§ GIVEN PROBLEM 1
In the VPSCATTER instruction reference, turn the table row starting "`EVEX.512.66.0F38.W0 A0 /vsib`" into a brief list of its fields.
§ GIVEN PROBLEM 2
Extend the VPSCATTER instruction reference past its last line.

§ EXTRACTED TEXT
------------------------------

VPSCATTERDD, VPSCATTERDQ, VPSCATTERQD, VPSCATTERQQs (Intel x86/64 assembly instruction)

모두의 코드
VPSCATTERDD, VPSCATTERDQ, VPSCATTERQD, VPSCATTERQQs (Intel x86/64 assembly instruction)

작성일 : 2020-09-01 이 글은 697 번 읽혔습니다.

VPSCATTERDD, VPSCATTERDQ, VPSCATTERQD, VPSCATTERQQ

Scatter Packed Dword, Packed Qword with Signed Dword, Signed Qword Indices

참고 사항

아래 표를 해석하는 방법은 x86-64 명령어 레퍼런스 읽는 법 글을 참조하시기 바랍니다.

Opcode/ Instruction	Op/ En	64/32 bit Mode Support	CPUID Feature Flag	Description
`EVEX.128.66.0F38.W0 A0 /vsib` VPSCATTERDD vm32x {k1} xmm1	T1S	V/V	AVX512VL AVX512F	Using signed dword indices, scatter dword values to memory using writemask k1.
`EVEX.256.66.0F38.W0 A0 /vsib` VPSCATTERDD vm32y {k1} ymm1	T1S	V/V	AVX512VL AVX512F	Using signed dword indices, scatter dword values to memory using writemask k1.
`EVEX.512.66.0F38.W0 A0 /vsib` VPSCATTERDD vm32z {k1} zmm1	T1S	V/V	AVX512F	Using signed dword indices, scatter dword values to memory using writemask k1.
`EVEX.128.66.0F38.W1 A0 /vsib` VPSCATTERDQ vm32x {k1} xmm1	T1S	V/V	AVX512VL AVX512F	Using signed dword indices, scatter qword values to memory using writemask k1.
`EVEX.256.66.0F38.W1 A0 /vsib` VPSCATTERDQ vm32x {k1} ymm1	T1S	V/V	AVX512VL AVX512F	Using signed dword indices, scatter qword values to memory using writemask k1.
`EVEX.512.66.0F38.W1 A0 /vsib` VPSCATTERDQ vm32y {k1} zmm1	T1S	V/V	AVX512F	Using signed dword indices, scatter qword values to memory using writemask k1.
`EVEX.128.66.0F38.W0 A1 /vsib` VPSCATTERQD vm64x {k1} xmm1	T1S	V/V	AVX512VL AVX512F	Using signed qword indices, scatter dword values to memory using writemask k1.

------------------------------

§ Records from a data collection

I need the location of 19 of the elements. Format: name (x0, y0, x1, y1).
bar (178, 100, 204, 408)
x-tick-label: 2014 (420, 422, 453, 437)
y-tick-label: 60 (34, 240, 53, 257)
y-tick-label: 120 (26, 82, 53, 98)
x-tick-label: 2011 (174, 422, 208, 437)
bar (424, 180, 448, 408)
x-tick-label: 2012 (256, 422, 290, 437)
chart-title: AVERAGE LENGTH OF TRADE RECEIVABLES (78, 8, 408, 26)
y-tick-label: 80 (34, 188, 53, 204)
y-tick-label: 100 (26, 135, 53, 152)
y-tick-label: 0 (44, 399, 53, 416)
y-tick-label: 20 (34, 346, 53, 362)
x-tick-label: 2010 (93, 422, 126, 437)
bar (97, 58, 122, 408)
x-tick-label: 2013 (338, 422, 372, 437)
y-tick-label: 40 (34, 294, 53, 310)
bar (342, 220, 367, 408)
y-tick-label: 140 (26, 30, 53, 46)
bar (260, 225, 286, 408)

------------------------------

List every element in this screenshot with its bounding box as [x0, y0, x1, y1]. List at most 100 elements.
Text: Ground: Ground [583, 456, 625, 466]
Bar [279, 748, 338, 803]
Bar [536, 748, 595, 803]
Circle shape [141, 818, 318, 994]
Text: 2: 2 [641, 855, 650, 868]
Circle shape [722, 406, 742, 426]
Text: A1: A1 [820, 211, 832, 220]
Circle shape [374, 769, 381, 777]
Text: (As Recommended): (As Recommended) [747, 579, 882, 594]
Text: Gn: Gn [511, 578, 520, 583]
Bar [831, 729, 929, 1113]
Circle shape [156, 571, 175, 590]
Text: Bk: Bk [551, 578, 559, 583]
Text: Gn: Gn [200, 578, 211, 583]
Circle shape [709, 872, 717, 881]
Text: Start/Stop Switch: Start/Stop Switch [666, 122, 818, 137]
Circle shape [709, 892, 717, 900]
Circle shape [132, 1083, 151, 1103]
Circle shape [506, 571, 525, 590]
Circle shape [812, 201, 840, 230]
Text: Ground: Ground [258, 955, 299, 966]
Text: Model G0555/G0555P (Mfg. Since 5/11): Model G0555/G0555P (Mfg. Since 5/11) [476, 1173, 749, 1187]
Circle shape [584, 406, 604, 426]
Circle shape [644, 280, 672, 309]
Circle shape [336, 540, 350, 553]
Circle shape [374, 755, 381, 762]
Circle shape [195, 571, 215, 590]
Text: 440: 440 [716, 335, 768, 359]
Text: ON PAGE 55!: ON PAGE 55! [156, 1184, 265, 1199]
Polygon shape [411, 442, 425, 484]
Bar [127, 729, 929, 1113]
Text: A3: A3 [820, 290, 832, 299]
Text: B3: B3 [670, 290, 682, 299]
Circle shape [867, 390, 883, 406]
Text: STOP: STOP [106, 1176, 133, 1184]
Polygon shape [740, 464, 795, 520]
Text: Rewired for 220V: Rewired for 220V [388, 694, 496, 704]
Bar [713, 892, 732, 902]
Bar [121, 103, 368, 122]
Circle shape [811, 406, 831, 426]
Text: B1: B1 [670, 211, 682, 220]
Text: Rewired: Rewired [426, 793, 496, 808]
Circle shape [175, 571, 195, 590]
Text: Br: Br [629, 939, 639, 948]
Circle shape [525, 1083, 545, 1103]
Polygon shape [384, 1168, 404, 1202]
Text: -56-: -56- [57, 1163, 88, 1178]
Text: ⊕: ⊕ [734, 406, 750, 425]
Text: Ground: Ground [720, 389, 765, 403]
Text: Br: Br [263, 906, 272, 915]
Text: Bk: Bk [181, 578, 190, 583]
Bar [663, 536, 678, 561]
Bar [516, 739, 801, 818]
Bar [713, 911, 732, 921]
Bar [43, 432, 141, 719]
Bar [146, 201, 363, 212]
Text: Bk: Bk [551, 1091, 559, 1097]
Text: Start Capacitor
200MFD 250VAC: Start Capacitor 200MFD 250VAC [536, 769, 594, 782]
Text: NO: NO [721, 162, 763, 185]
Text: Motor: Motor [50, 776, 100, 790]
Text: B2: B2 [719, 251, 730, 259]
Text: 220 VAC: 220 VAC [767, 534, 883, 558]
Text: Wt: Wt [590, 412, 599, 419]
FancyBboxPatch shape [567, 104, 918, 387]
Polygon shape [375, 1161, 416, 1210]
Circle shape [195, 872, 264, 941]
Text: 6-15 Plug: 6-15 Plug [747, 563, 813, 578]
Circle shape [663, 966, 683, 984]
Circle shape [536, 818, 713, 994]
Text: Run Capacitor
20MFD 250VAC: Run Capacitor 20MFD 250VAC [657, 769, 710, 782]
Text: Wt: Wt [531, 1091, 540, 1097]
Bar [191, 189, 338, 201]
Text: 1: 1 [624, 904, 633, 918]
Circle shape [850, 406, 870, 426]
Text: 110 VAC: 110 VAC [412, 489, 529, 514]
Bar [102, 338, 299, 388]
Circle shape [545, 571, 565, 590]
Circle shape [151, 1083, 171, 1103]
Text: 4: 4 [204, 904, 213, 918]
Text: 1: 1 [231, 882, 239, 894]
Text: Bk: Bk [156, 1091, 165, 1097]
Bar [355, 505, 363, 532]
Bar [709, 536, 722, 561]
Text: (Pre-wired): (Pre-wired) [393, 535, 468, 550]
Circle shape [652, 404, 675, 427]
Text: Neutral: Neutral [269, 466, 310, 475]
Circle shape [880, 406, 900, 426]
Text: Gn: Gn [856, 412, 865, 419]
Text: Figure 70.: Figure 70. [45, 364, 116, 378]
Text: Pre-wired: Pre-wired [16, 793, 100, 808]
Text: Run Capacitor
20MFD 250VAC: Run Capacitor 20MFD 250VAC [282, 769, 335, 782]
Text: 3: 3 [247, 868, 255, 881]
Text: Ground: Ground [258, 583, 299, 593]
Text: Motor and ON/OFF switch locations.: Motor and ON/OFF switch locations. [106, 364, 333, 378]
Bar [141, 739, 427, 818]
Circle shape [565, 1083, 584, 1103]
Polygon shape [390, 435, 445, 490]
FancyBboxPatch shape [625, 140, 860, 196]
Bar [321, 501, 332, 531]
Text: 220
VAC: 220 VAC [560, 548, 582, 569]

------------------------------

§ TASK RESULT 1
- Opcode: EVEX.512.66.0F38.W0 A0 /vsib
- Instruction: VPSCATTERDD vm32z {k1} zmm1
- Op/En: T1S
- 64/32-bit mode support: V/V
- CPUID feature flag: AVX512F
- Description: uses signed dword indices to scatter dword values to memory with writemask k1

§ TASK RESULT 2
`EVEX.256.66.0F38.W0 A1 /vsib` VPSCATTERQD vm64y {k1} xmm1	T1S	V/V	AVX512VL AVX512F	Using signed qword indices, scatter dword values to memory using writemask k1.
`EVEX.512.66.0F38.W0 A1 /vsib` VPSCATTERQD vm64z {k1} ymm1	T1S	V/V	AVX512F	Using signed qword indices, scatter dword values to memory using writemask k1.
`EVEX.128.66.0F38.W1 A1 /vsib` VPSCATTERQQ vm64x {k1} xmm1	T1S	V/V	AVX512VL AVX512F	Using signed qword indices, scatter qword values to memory using writemask k1.
`EVEX.256.66.0F38.W1 A1 /vsib` VPSCATTERQQ vm64y {k1} ymm1	T1S	V/V	AVX512VL AVX512F	Using signed qword indices, scatter qword values to memory using writemask k1.
`EVEX.512.66.0F38.W1 A1 /vsib` VPSCATTERQQ vm64z {k1} zmm1	T1S	V/V	AVX512F	Using signed qword indices, scatter qword values to memory using writemask k1.

Instruction Operand Encoding

Op/En	Operand 1	Operand 2	Operand 3	Operand 4
T1S	BaseReg (R): VSIB:base,VectorReg(R): VSIB:index	ModRM:reg (r)	NA	NA

Description

Stores up to 16 elements (8 elements for qword indices) in doubleword vector or 8 elements in quadword vector to the memory locations pointed by base address BASEADDR and index vector VINDEX, with scale SCALE. The elements are specified via the VSIB (i.e., the index register is a vector register, holding packed indices). Elements will only be stored if their corresponding mask bit is one. The entire mask register will be set to zero by this instruc-tion unless it triggers an exception.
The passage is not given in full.